• [Data rows]
▶

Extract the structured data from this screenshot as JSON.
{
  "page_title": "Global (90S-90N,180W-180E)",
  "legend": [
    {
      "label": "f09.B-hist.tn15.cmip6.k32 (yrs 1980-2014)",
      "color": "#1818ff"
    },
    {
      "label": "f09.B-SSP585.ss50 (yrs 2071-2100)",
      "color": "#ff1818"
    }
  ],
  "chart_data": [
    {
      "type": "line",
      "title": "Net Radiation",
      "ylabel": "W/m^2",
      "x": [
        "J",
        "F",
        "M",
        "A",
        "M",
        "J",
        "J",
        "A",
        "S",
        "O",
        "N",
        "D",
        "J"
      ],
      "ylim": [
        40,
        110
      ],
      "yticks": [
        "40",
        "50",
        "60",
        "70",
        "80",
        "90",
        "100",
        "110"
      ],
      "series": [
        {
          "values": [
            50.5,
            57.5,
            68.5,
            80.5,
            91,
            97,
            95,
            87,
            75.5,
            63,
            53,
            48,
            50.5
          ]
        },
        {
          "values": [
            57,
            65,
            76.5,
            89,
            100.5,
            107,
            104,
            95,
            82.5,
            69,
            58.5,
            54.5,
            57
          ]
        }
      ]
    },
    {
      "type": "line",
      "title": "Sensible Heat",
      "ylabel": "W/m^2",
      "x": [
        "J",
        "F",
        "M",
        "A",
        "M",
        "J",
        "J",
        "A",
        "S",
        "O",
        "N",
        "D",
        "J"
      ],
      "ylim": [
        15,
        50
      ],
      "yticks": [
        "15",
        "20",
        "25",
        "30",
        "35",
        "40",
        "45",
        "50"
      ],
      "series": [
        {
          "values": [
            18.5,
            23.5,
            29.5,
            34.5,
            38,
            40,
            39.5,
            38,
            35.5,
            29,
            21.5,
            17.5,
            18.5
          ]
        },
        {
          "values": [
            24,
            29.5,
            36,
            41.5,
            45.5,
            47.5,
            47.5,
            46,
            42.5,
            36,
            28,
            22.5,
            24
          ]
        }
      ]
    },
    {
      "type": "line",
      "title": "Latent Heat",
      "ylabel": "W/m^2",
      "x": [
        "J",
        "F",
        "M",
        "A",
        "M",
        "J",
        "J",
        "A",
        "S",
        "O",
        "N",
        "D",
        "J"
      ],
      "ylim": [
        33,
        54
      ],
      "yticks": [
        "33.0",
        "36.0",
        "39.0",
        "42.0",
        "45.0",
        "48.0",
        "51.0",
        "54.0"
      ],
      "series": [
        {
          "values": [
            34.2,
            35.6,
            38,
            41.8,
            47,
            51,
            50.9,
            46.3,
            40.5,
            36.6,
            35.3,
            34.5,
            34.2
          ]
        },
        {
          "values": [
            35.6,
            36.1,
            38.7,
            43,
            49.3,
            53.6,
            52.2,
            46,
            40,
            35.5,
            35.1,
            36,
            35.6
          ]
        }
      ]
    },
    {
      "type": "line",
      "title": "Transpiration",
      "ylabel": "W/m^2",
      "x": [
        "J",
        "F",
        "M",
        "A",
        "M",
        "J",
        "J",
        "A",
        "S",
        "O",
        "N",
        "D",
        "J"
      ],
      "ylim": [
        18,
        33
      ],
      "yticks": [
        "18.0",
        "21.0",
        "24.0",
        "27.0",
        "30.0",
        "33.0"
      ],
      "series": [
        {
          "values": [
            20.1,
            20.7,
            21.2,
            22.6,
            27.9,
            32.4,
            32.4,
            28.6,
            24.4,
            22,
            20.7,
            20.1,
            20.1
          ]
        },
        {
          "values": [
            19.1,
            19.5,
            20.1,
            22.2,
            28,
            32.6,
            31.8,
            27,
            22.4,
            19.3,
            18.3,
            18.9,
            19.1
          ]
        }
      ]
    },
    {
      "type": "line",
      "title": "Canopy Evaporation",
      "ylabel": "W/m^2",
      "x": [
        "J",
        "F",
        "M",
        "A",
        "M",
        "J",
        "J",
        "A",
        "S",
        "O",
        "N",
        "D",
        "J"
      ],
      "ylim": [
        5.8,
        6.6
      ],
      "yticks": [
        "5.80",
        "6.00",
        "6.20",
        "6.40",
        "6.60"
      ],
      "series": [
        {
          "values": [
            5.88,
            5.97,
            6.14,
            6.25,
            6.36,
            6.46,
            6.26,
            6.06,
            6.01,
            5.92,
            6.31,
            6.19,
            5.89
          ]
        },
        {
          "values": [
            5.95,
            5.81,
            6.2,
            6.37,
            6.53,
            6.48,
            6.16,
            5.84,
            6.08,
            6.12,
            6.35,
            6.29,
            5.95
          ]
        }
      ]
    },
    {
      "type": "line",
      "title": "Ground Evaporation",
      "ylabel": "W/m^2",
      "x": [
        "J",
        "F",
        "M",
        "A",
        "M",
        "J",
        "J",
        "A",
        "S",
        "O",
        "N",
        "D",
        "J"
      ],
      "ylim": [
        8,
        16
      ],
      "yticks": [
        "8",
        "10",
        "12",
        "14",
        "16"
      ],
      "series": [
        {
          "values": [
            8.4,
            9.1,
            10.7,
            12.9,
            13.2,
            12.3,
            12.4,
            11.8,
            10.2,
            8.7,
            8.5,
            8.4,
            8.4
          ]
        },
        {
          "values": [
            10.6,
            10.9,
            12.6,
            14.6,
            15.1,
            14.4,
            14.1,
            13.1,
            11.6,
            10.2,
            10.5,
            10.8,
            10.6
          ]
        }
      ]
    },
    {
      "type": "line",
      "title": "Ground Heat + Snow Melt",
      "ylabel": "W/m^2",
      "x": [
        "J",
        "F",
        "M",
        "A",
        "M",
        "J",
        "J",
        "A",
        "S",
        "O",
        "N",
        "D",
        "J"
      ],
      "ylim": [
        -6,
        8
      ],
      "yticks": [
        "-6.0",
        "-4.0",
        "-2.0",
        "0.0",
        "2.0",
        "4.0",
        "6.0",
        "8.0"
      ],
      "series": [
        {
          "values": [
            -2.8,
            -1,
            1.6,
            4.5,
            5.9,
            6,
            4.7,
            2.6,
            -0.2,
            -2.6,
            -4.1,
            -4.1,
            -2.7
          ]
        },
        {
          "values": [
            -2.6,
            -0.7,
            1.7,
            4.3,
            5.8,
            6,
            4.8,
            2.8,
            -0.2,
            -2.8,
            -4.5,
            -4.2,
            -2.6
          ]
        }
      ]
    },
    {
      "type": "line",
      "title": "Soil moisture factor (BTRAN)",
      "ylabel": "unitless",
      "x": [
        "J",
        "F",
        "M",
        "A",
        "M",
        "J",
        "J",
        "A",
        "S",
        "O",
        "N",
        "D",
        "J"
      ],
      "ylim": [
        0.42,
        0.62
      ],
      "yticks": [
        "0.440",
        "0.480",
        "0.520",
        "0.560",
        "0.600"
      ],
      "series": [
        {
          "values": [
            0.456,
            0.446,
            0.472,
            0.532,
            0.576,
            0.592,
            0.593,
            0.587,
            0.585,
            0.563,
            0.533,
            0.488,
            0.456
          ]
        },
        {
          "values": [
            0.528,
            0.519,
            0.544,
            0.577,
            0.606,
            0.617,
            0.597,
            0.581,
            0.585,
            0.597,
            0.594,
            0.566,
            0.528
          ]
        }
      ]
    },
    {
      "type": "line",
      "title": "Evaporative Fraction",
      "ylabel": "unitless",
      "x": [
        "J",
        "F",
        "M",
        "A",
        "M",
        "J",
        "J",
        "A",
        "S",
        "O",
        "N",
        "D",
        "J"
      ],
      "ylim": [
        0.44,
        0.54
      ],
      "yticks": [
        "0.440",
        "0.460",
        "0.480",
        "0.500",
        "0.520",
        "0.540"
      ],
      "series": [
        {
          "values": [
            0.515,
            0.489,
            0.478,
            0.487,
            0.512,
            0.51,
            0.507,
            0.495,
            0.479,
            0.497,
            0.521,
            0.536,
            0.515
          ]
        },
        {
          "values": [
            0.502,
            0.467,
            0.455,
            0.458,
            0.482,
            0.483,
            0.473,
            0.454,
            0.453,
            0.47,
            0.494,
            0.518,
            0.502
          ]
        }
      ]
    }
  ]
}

◀

• [Exercise]
List all lines where "Evaporation" occurs.

• [Complete response]
      "title": "Canopy Evaporation",
      "title": "Ground Evaporation",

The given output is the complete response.